» STATED EXERCISE:
In the entries below, find every line holding the string "PAIR" and collect it.
** Start of RECORDS SHOWN **
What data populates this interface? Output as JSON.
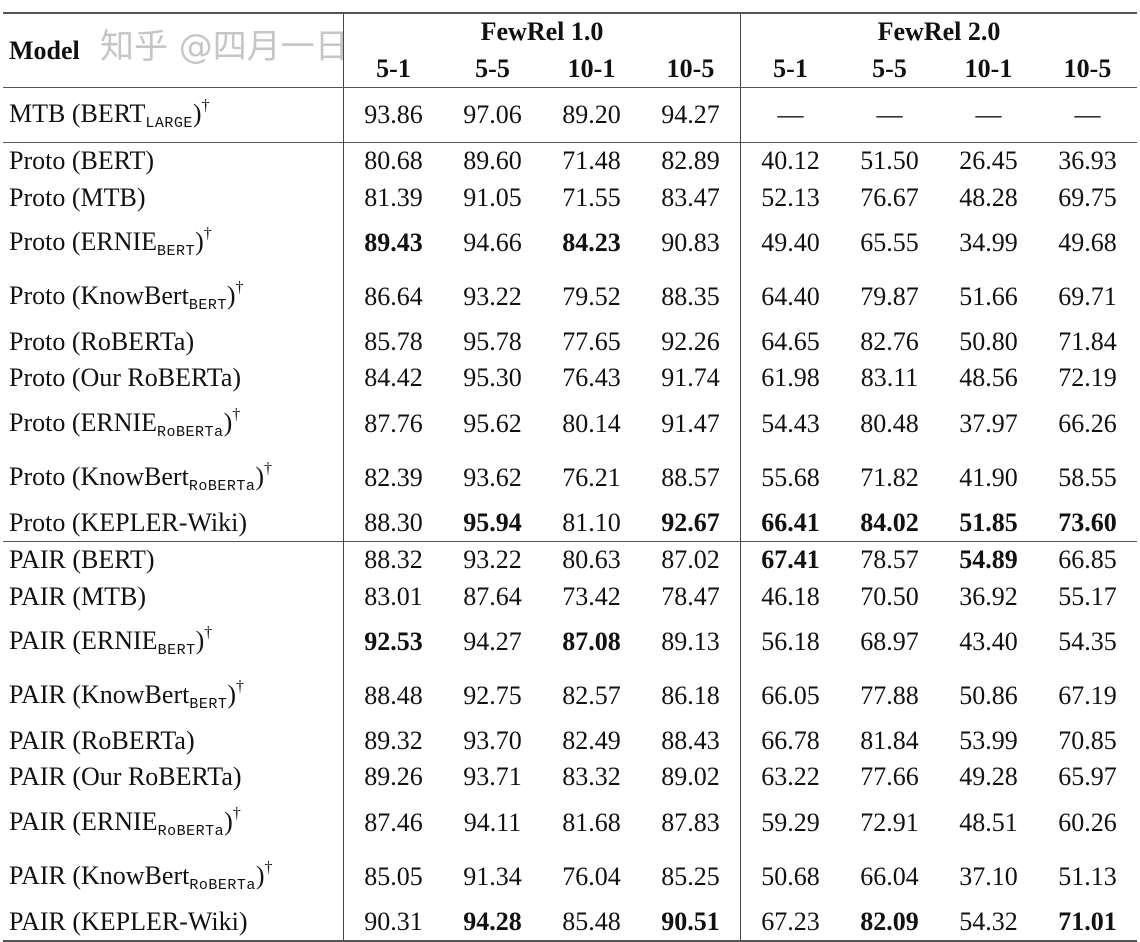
{
  "header": {
    "model_label": "Model",
    "groups": [
      "FewRel 1.0",
      "FewRel 2.0"
    ],
    "settings": [
      "5-1",
      "5-5",
      "10-1",
      "10-5",
      "5-1",
      "5-5",
      "10-1",
      "10-5"
    ]
  },
  "rows": [
    {
      "name": "MTB (BERT",
      "sub": "LARGE",
      "close": ")",
      "dagger": "†",
      "values": [
        "93.86",
        "97.06",
        "89.20",
        "94.27",
        "—",
        "—",
        "—",
        "—"
      ],
      "bold": [],
      "group_start": false
    },
    {
      "name": "Proto (BERT)",
      "sub": "",
      "close": "",
      "dagger": "",
      "values": [
        "80.68",
        "89.60",
        "71.48",
        "82.89",
        "40.12",
        "51.50",
        "26.45",
        "36.93"
      ],
      "bold": [],
      "group_start": true
    },
    {
      "name": "Proto (MTB)",
      "sub": "",
      "close": "",
      "dagger": "",
      "values": [
        "81.39",
        "91.05",
        "71.55",
        "83.47",
        "52.13",
        "76.67",
        "48.28",
        "69.75"
      ],
      "bold": [],
      "group_start": false
    },
    {
      "name": "Proto (ERNIE",
      "sub": "BERT",
      "close": ")",
      "dagger": "†",
      "values": [
        "89.43",
        "94.66",
        "84.23",
        "90.83",
        "49.40",
        "65.55",
        "34.99",
        "49.68"
      ],
      "bold": [
        0,
        2
      ],
      "group_start": false
    },
    {
      "name": "Proto (KnowBert",
      "sub": "BERT",
      "close": ")",
      "dagger": "†",
      "values": [
        "86.64",
        "93.22",
        "79.52",
        "88.35",
        "64.40",
        "79.87",
        "51.66",
        "69.71"
      ],
      "bold": [],
      "group_start": false
    },
    {
      "name": "Proto (RoBERTa)",
      "sub": "",
      "close": "",
      "dagger": "",
      "values": [
        "85.78",
        "95.78",
        "77.65",
        "92.26",
        "64.65",
        "82.76",
        "50.80",
        "71.84"
      ],
      "bold": [],
      "group_start": false
    },
    {
      "name": "Proto (Our RoBERTa)",
      "sub": "",
      "close": "",
      "dagger": "",
      "values": [
        "84.42",
        "95.30",
        "76.43",
        "91.74",
        "61.98",
        "83.11",
        "48.56",
        "72.19"
      ],
      "bold": [],
      "group_start": false
    },
    {
      "name": "Proto (ERNIE",
      "sub": "RoBERTa",
      "close": ")",
      "dagger": "†",
      "values": [
        "87.76",
        "95.62",
        "80.14",
        "91.47",
        "54.43",
        "80.48",
        "37.97",
        "66.26"
      ],
      "bold": [],
      "group_start": false
    },
    {
      "name": "Proto (KnowBert",
      "sub": "RoBERTa",
      "close": ")",
      "dagger": "†",
      "values": [
        "82.39",
        "93.62",
        "76.21",
        "88.57",
        "55.68",
        "71.82",
        "41.90",
        "58.55"
      ],
      "bold": [],
      "group_start": false
    },
    {
      "name": "Proto (KEPLER-Wiki)",
      "sub": "",
      "close": "",
      "dagger": "",
      "values": [
        "88.30",
        "95.94",
        "81.10",
        "92.67",
        "66.41",
        "84.02",
        "51.85",
        "73.60"
      ],
      "bold": [
        1,
        3,
        4,
        5,
        6,
        7
      ],
      "group_start": false
    },
    {
      "name": "PAIR (BERT)",
      "sub": "",
      "close": "",
      "dagger": "",
      "values": [
        "88.32",
        "93.22",
        "80.63",
        "87.02",
        "67.41",
        "78.57",
        "54.89",
        "66.85"
      ],
      "bold": [
        4,
        6
      ],
      "group_start": true
    },
    {
      "name": "PAIR (MTB)",
      "sub": "",
      "close": "",
      "dagger": "",
      "values": [
        "83.01",
        "87.64",
        "73.42",
        "78.47",
        "46.18",
        "70.50",
        "36.92",
        "55.17"
      ],
      "bold": [],
      "group_start": false
    },
    {
      "name": "PAIR (ERNIE",
      "sub": "BERT",
      "close": ")",
      "dagger": "†",
      "values": [
        "92.53",
        "94.27",
        "87.08",
        "89.13",
        "56.18",
        "68.97",
        "43.40",
        "54.35"
      ],
      "bold": [
        0,
        2
      ],
      "group_start": false
    },
    {
      "name": "PAIR (KnowBert",
      "sub": "BERT",
      "close": ")",
      "dagger": "†",
      "values": [
        "88.48",
        "92.75",
        "82.57",
        "86.18",
        "66.05",
        "77.88",
        "50.86",
        "67.19"
      ],
      "bold": [],
      "group_start": false
    },
    {
      "name": "PAIR (RoBERTa)",
      "sub": "",
      "close": "",
      "dagger": "",
      "values": [
        "89.32",
        "93.70",
        "82.49",
        "88.43",
        "66.78",
        "81.84",
        "53.99",
        "70.85"
      ],
      "bold": [],
      "group_start": false
    },
    {
      "name": "PAIR (Our RoBERTa)",
      "sub": "",
      "close": "",
      "dagger": "",
      "values": [
        "89.26",
        "93.71",
        "83.32",
        "89.02",
        "63.22",
        "77.66",
        "49.28",
        "65.97"
      ],
      "bold": [],
      "group_start": false
    },
    {
      "name": "PAIR (ERNIE",
      "sub": "RoBERTa",
      "close": ")",
      "dagger": "†",
      "values": [
        "87.46",
        "94.11",
        "81.68",
        "87.83",
        "59.29",
        "72.91",
        "48.51",
        "60.26"
      ],
      "bold": [],
      "group_start": false
    },
    {
      "name": "PAIR (KnowBert",
      "sub": "RoBERTa",
      "close": ")",
      "dagger": "†",
      "values": [
        "85.05",
        "91.34",
        "76.04",
        "85.25",
        "50.68",
        "66.04",
        "37.10",
        "51.13"
      ],
      "bold": [],
      "group_start": false
    },
    {
      "name": "PAIR (KEPLER-Wiki)",
      "sub": "",
      "close": "",
      "dagger": "",
      "values": [
        "90.31",
        "94.28",
        "85.48",
        "90.51",
        "67.23",
        "82.09",
        "54.32",
        "71.01"
      ],
      "bold": [
        1,
        3,
        5,
        7
      ],
      "group_start": false
    }
  ],
  "watermark": "知乎 @四月一日"
}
** End of RECORDS SHOWN **
» RESPONSE TO THE TASK:
      "name": "PAIR (BERT)",
      "name": "PAIR (MTB)",
      "name": "PAIR (ERNIE",
      "name": "PAIR (KnowBert",
      "name": "PAIR (RoBERTa)",
      "name": "PAIR (Our RoBERTa)",
      "name": "PAIR (ERNIE",
      "name": "PAIR (KnowBert",
      "name": "PAIR (KEPLER-Wiki)",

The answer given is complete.